— BEGIN —

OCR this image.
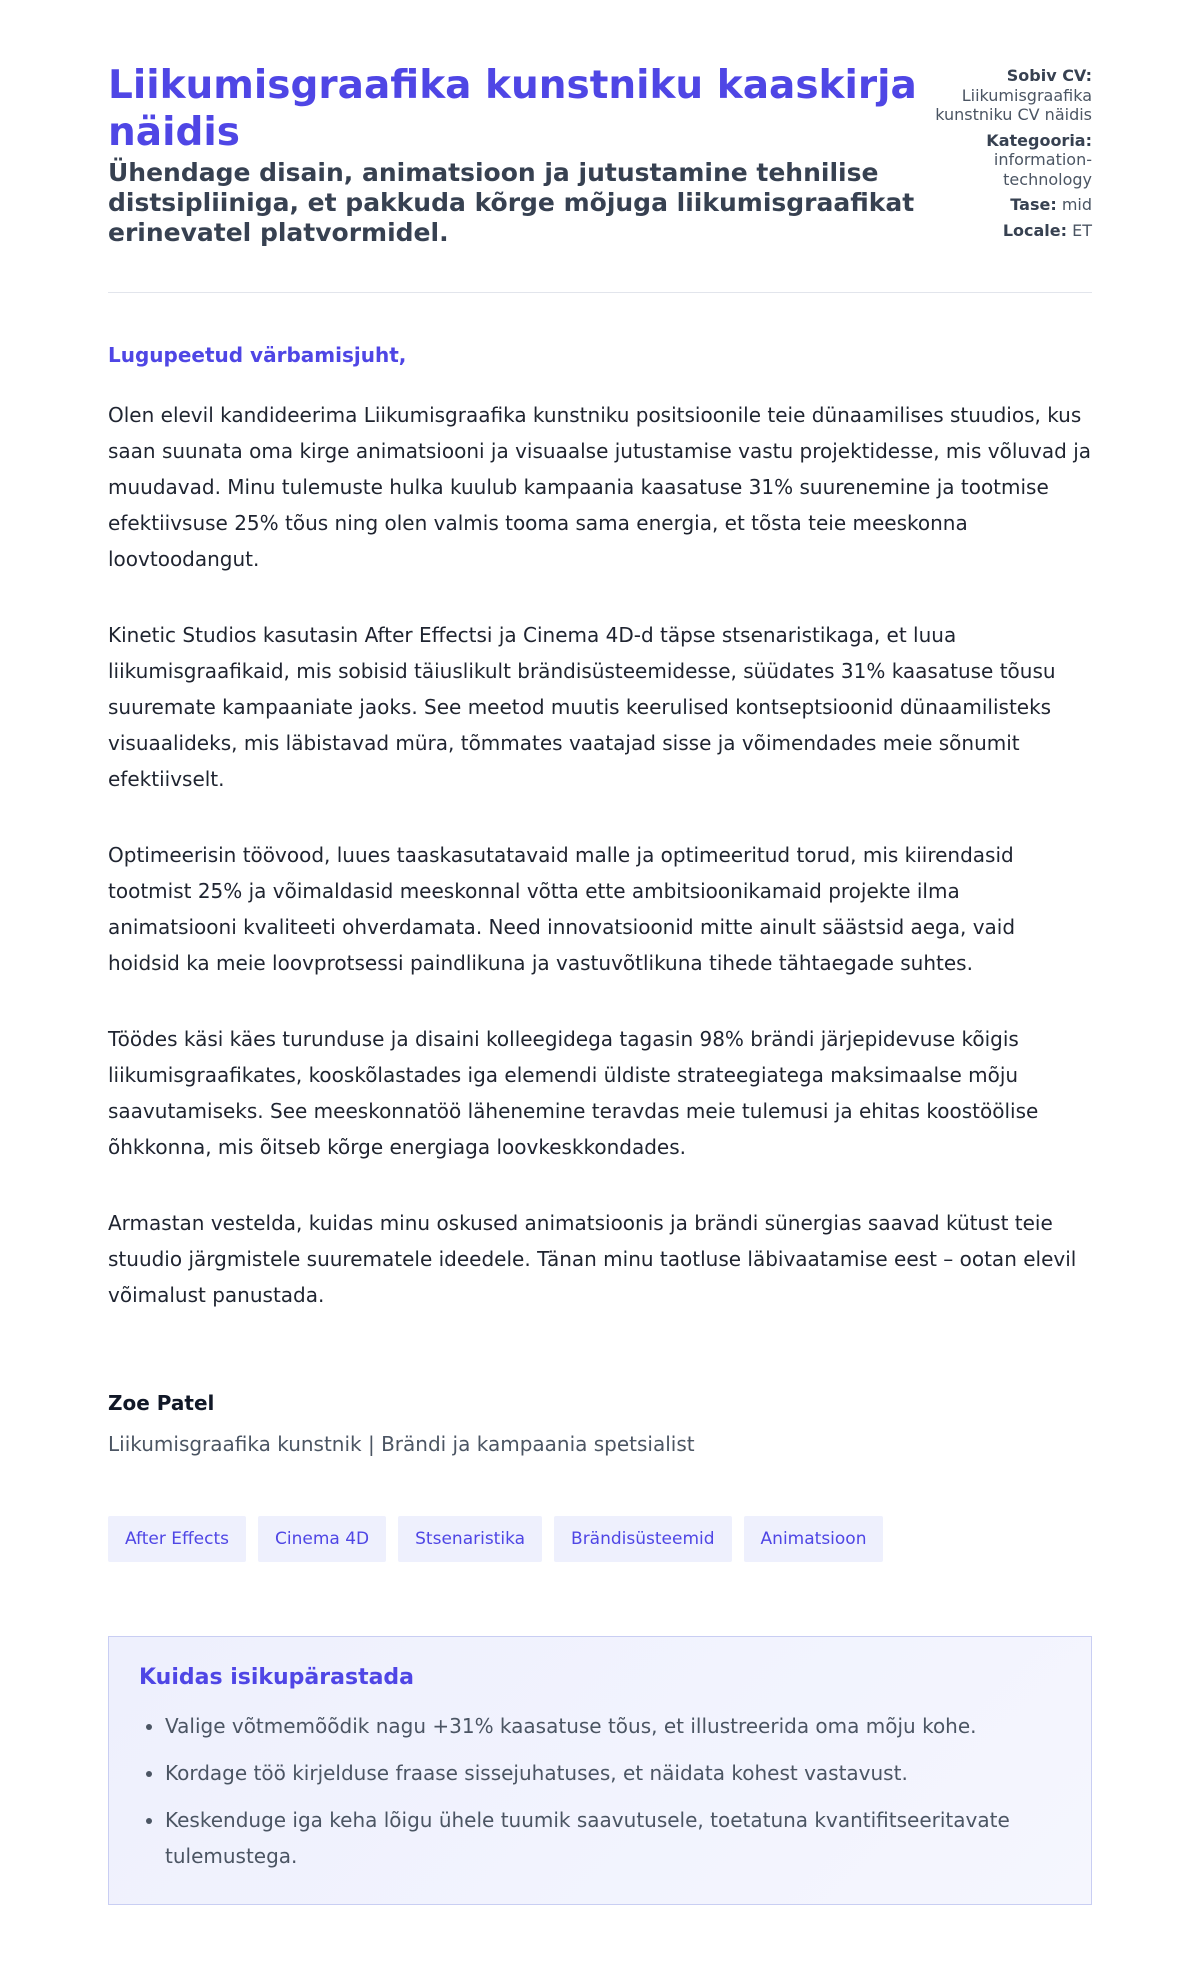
Liikumisgraafika kunstniku kaaskirja näidis

Ühendage disain, animatsioon ja jutustamine tehnilise distsipliiniga, et pakkuda kõrge mõjuga liikumisgraafikat erinevatel platvormidel.

Sobiv CV: Liikumisgraafika kunstniku CV näidis
Kategooria: information-technology
Tase: mid
Locale: ET

Lugupeetud värbamisjuht,

Olen elevil kandideerima Liikumisgraafika kunstniku positsioonile teie dünaamilises stuudios, kus saan suunata oma kirge animatsiooni ja visuaalse jutustamise vastu projektidesse, mis võluvad ja muudavad. Minu tulemuste hulka kuulub kampaania kaasatuse 31% suurenemine ja tootmise efektiivsuse 25% tõus ning olen valmis tooma sama energia, et tõsta teie meeskonna loovtoodangut.

Kinetic Studios kasutasin After Effectsi ja Cinema 4D-d täpse stsenaristikaga, et luua liikumisgraafikaid, mis sobisid täiuslikult brändisüsteemidesse, süüdates 31% kaasatuse tõusu suuremate kampaaniate jaoks. See meetod muutis keerulised kontseptsioonid dünaamilisteks visuaalideks, mis läbistavad müra, tõmmates vaatajad sisse ja võimendades meie sõnumit efektiivselt.

Optimeerisin töövood, luues taaskasutatavaid malle ja optimeeritud torud, mis kiirendasid tootmist 25% ja võimaldasid meeskonnal võtta ette ambitsioonikamaid projekte ilma animatsiooni kvaliteeti ohverdamata. Need innovatsioonid mitte ainult säästsid aega, vaid hoidsid ka meie loovprotsessi paindlikuna ja vastuvõtlikuna tihede tähtaegade suhtes.

Töödes käsi käes turunduse ja disaini kolleegidega tagasin 98% brändi järjepidevuse kõigis liikumisgraafikates, kooskõlastades iga elemendi üldiste strateegiatega maksimaalse mõju saavutamiseks. See meeskonnatöö lähenemine teravdas meie tulemusi ja ehitas koostöölise õhkkonna, mis õitseb kõrge energiaga loovkeskkondades.

Armastan vestelda, kuidas minu oskused animatsioonis ja brändi sünergias saavad kütust teie stuudio järgmistele suurematele ideedele. Tänan minu taotluse läbivaatamise eest – ootan elevil võimalust panustada.

Zoe Patel

Liikumisgraafika kunstnik | Brändi ja kampaania spetsialist

After Effects	Cinema 4D	Stsenaristika	Brändisüsteemid	Animatsioon
Kuidas isikupärastada
• Valige võtmemõõdik nagu +31% kaasatuse tõus, et illustreerida oma mõju kohe.
• Kordage töö kirjelduse fraase sissejuhatuses, et näidata kohest vastavust.
• Keskenduge iga keha lõigu ühele tuumik saavutusele, toetatuna kvantifitseeritavate tulemustega.
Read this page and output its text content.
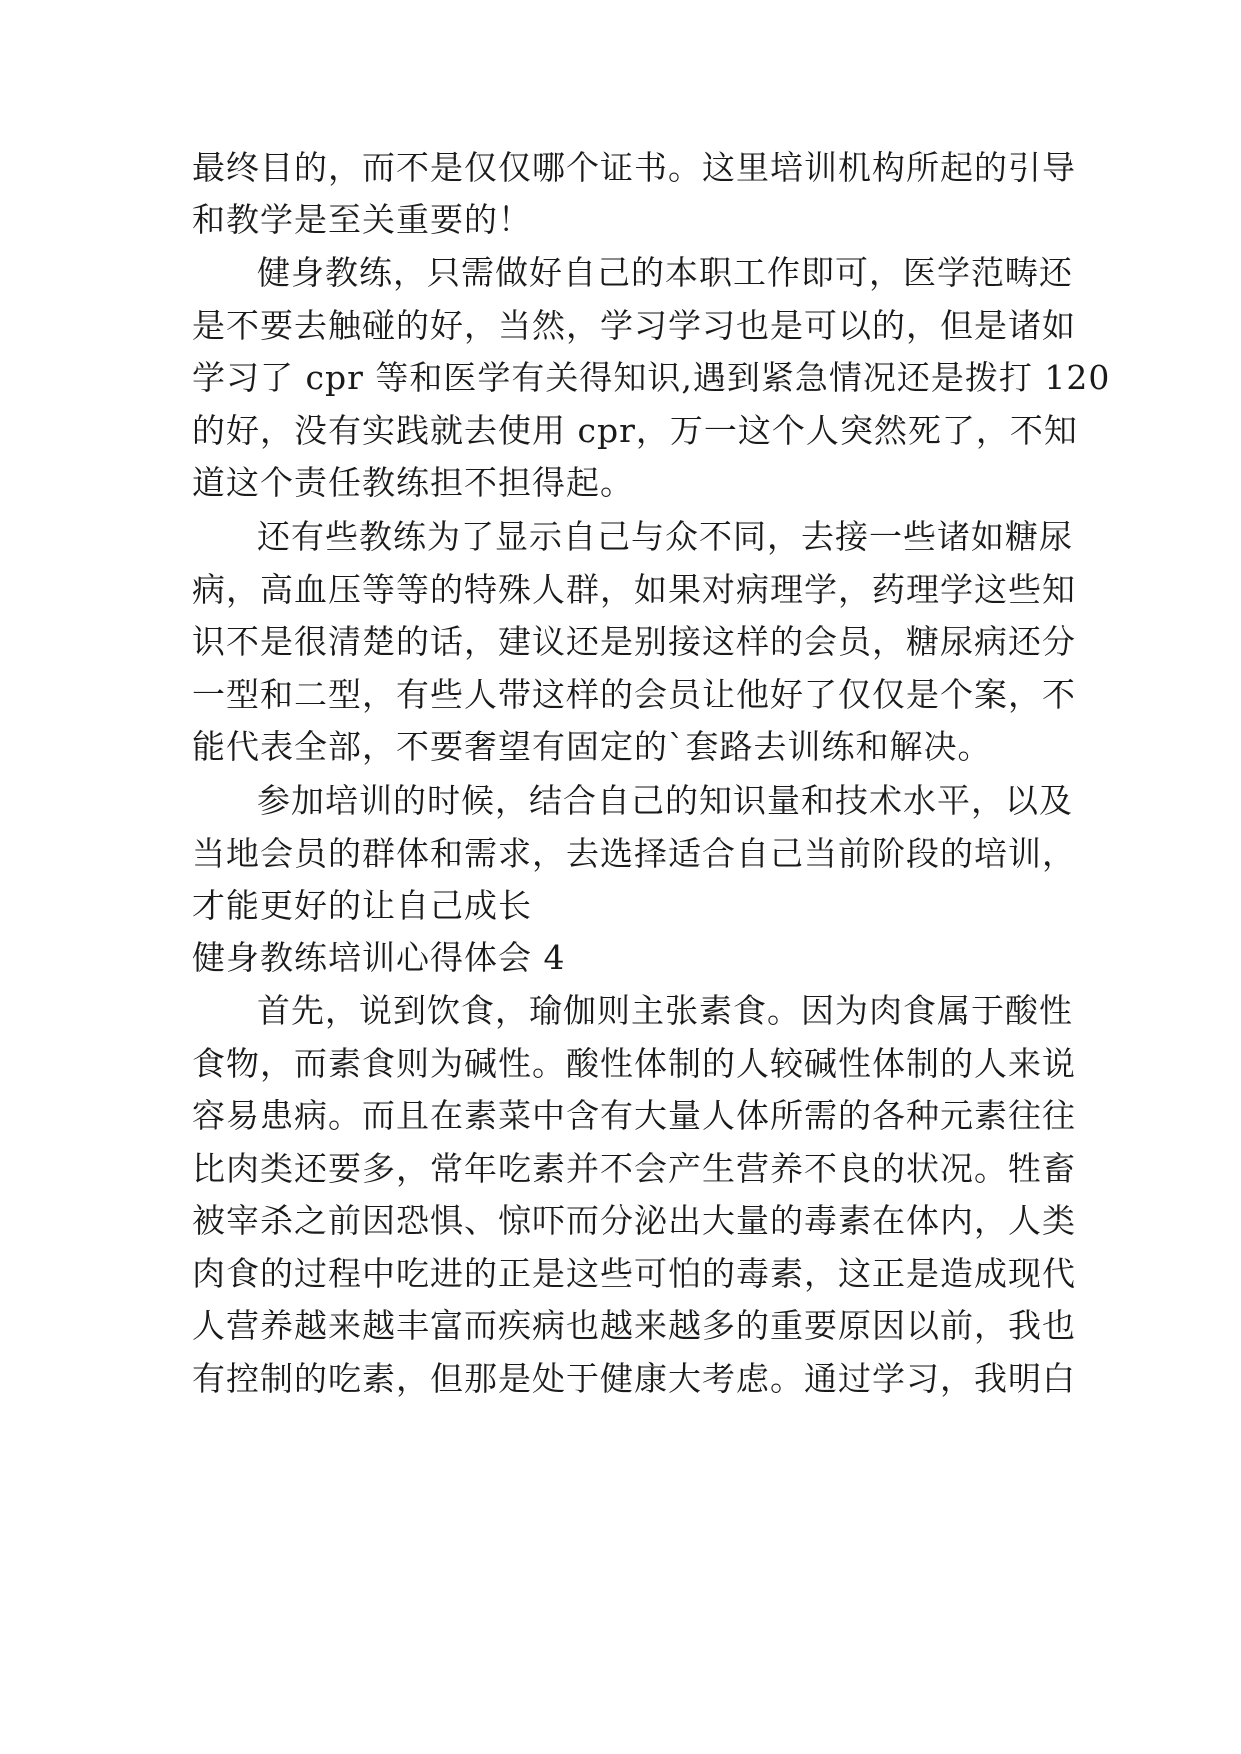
最终目的，而不是仅仅哪个证书。这里培训机构所起的引导
和教学是至关重要的！
健身教练，只需做好自己的本职工作即可，医学范畴还
是不要去触碰的好，当然，学习学习也是可以的，但是诸如
学习了 cpr 等和医学有关得知识,遇到紧急情况还是拨打 120
的好，没有实践就去使用 cpr，万一这个人突然死了，不知
道这个责任教练担不担得起。
还有些教练为了显示自己与众不同，去接一些诸如糖尿
病，高血压等等的特殊人群，如果对病理学，药理学这些知
识不是很清楚的话，建议还是别接这样的会员，糖尿病还分
一型和二型，有些人带这样的会员让他好了仅仅是个案，不
能代表全部，不要奢望有固定的`套路去训练和解决。
参加培训的时候，结合自己的知识量和技术水平，以及
当地会员的群体和需求，去选择适合自己当前阶段的培训，
才能更好的让自己成长
健身教练培训心得体会 4
首先，说到饮食，瑜伽则主张素食。因为肉食属于酸性
食物，而素食则为碱性。酸性体制的人较碱性体制的人来说
容易患病。而且在素菜中含有大量人体所需的各种元素往往
比肉类还要多，常年吃素并不会产生营养不良的状况。牲畜
被宰杀之前因恐惧、惊吓而分泌出大量的毒素在体内，人类
肉食的过程中吃进的正是这些可怕的毒素，这正是造成现代
人营养越来越丰富而疾病也越来越多的重要原因以前，我也
有控制的吃素，但那是处于健康大考虑。通过学习，我明白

— END —

▶ GOAL OF THE EXERCISE: All lines in the data that contain the word "Cinema" should be copied.

▶ TASK OUTPUT:
Kinetic Studios kasutasin After Effectsi ja Cinema 4D-d täpse stsenaristikaga, et luua liikumisgraafikaid, mis sobisid täiuslikult brändisüsteemidesse, süüdates 31% kaasatuse tõusu suuremate kampaaniate jaoks. See meetod muutis keerulised kontseptsioonid dünaamilisteks visuaalideks, mis läbistavad müra, tõmmates vaatajad sisse ja võimendades meie sõnumit efektiivselt.
After Effects	Cinema 4D	Stsenaristika	Brändisüsteemid	Animatsioon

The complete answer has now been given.